■ AIM OF THE TASK: Set out each line from the following listing that includes the word "type".

■ RECORDED DATA:
++++++++
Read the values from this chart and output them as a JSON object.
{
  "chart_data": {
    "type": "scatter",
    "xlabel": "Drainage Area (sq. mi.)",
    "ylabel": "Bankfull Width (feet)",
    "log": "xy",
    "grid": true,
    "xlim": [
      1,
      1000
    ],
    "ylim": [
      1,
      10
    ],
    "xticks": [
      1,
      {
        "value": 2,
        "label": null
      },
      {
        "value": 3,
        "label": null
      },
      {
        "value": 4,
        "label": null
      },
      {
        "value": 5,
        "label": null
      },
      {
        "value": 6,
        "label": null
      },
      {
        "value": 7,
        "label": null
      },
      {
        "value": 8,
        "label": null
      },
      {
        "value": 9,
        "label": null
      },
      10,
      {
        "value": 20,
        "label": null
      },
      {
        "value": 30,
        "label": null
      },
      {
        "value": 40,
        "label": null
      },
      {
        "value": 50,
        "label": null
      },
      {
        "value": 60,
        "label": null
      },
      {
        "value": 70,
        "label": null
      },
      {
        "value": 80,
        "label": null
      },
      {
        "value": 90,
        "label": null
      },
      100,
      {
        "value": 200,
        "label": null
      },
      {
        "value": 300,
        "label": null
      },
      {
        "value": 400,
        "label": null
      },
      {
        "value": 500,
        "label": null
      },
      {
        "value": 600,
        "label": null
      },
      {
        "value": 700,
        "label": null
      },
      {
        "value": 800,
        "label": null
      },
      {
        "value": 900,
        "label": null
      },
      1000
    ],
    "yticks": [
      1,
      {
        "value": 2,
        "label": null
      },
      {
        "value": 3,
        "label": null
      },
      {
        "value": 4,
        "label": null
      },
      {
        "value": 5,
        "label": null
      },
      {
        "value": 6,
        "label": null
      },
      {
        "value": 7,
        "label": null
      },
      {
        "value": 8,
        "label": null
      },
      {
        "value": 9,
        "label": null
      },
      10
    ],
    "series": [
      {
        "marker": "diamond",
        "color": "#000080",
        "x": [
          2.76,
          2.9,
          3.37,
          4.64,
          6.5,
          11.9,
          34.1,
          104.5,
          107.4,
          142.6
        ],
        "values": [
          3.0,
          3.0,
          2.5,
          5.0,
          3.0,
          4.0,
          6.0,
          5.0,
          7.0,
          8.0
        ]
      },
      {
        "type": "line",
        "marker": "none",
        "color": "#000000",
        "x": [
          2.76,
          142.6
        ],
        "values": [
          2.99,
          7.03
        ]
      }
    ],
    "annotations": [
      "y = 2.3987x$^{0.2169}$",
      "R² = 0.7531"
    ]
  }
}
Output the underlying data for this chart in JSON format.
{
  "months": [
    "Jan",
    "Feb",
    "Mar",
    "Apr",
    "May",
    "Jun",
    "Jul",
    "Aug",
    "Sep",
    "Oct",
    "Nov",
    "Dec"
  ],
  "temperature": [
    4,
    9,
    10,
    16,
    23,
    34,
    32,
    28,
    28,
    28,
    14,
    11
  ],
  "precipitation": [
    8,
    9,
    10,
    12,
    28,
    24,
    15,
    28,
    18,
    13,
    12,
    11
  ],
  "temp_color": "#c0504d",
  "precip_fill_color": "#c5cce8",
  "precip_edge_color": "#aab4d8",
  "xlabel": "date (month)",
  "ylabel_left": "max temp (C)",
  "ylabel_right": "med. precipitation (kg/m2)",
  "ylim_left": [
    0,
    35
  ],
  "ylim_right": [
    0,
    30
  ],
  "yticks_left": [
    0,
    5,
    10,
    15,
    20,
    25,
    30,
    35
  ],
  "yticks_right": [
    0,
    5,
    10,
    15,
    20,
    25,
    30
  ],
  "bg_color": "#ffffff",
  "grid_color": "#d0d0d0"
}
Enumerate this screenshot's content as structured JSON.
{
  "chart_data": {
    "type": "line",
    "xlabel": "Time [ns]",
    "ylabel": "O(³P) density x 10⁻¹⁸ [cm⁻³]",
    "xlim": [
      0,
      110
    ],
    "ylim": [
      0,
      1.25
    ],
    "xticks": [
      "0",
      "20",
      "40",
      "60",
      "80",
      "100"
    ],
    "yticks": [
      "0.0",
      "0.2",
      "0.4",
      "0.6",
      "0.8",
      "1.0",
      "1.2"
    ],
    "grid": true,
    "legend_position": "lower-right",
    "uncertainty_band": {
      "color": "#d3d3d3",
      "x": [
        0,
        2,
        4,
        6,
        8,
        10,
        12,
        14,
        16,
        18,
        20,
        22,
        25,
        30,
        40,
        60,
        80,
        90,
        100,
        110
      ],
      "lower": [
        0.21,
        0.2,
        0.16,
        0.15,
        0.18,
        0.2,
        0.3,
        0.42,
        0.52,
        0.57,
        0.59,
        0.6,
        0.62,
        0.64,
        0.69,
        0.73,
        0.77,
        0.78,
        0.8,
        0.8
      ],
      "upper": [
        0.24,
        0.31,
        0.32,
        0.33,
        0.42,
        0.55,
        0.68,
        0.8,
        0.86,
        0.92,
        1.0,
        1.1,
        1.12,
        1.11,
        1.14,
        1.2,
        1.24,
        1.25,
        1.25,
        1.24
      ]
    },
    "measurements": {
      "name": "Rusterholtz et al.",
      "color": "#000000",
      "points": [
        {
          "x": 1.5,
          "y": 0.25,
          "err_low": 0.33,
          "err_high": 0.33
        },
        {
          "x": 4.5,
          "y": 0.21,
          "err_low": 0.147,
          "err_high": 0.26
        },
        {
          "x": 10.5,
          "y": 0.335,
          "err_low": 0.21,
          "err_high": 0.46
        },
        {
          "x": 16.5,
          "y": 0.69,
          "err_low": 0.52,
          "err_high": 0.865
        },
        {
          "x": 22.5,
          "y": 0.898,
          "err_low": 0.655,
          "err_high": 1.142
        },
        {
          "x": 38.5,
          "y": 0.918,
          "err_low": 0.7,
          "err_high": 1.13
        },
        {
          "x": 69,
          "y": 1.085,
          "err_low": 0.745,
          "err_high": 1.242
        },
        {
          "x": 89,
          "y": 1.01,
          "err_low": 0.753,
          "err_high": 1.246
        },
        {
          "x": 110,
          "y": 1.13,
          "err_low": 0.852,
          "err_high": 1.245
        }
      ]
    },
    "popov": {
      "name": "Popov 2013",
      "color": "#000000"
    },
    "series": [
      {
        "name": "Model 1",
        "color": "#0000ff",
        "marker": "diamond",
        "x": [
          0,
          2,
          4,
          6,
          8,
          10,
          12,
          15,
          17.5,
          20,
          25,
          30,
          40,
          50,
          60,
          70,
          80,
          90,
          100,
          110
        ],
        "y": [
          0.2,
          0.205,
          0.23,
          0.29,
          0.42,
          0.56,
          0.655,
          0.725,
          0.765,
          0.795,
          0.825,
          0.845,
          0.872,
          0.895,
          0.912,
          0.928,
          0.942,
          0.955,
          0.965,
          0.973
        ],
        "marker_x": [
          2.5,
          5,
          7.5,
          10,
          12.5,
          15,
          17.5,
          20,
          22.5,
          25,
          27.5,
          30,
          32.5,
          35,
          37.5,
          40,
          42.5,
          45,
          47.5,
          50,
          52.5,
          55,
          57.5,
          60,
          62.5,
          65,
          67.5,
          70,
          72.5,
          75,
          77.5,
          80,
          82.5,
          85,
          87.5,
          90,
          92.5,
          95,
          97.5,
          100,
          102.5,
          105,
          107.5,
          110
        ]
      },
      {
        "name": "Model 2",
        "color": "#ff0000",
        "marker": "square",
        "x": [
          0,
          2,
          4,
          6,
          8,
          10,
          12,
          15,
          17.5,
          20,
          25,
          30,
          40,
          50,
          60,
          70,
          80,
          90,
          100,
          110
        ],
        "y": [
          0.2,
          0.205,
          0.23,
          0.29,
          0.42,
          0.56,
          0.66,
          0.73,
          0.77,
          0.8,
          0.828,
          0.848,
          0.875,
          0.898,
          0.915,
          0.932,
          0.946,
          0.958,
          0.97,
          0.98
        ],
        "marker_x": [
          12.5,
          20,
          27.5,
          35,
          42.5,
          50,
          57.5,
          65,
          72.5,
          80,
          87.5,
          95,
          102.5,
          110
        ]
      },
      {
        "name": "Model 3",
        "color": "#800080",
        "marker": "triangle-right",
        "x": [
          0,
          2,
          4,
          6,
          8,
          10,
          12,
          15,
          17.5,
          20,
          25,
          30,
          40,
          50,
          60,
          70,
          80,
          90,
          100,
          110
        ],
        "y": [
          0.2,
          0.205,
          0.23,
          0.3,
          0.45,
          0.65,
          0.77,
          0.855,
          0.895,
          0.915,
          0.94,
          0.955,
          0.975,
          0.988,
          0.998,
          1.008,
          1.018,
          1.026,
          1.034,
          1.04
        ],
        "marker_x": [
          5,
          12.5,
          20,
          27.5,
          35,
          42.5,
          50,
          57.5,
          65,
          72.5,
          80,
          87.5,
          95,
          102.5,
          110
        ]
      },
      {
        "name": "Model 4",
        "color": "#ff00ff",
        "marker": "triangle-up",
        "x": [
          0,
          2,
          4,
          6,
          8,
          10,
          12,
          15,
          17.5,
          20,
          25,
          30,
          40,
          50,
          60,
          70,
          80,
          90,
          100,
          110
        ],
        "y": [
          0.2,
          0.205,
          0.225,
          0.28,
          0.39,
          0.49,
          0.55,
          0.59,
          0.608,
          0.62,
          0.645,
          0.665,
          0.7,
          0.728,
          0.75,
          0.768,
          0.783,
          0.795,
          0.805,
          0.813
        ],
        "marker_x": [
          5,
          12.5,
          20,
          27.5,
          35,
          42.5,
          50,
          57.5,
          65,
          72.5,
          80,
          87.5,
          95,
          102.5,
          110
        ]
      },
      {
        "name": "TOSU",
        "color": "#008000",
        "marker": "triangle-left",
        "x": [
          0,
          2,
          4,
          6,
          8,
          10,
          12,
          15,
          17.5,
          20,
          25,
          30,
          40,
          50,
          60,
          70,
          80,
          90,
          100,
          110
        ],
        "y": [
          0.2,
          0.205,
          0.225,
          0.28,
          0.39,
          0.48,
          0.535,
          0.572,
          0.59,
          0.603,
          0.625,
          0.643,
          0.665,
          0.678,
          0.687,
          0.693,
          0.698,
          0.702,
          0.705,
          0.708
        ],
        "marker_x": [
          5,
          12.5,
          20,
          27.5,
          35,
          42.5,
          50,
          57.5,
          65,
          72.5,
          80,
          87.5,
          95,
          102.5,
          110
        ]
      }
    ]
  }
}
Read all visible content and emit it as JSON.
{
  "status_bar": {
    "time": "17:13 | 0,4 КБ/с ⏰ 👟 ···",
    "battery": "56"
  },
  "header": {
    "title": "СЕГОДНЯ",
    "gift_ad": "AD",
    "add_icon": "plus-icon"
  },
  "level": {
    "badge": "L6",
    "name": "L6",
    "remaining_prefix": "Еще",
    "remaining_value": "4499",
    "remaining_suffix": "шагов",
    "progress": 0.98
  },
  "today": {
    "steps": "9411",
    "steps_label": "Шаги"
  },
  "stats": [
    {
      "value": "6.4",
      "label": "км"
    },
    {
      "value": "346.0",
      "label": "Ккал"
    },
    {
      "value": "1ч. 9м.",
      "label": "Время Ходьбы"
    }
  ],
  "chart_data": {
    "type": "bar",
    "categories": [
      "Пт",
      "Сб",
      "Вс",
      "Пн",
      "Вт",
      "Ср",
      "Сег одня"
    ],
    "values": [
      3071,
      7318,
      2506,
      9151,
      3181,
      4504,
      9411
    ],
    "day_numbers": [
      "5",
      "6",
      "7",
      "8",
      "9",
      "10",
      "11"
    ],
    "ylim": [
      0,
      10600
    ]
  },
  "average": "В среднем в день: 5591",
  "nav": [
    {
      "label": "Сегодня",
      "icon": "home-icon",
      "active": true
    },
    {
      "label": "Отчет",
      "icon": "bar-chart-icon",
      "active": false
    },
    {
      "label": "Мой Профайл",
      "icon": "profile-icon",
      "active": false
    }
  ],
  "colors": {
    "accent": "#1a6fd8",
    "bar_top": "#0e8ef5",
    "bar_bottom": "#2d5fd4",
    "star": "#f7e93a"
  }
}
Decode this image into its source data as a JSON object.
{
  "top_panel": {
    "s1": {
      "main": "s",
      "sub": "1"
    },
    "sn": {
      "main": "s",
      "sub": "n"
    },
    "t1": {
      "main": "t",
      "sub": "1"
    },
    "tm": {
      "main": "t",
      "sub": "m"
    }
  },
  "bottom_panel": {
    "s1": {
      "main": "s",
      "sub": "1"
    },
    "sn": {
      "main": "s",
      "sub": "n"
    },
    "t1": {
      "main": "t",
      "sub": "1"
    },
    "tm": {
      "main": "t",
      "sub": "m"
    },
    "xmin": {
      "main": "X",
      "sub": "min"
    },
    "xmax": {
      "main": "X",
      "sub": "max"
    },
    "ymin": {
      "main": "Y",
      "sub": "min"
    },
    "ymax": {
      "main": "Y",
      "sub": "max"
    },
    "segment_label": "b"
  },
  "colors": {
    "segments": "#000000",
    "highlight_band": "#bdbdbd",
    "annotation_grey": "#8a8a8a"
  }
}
++++++++
■ WRITTEN RESPONSE:
    "type": "scatter",
        "type": "line",
    "type": "line",
    "type": "bar",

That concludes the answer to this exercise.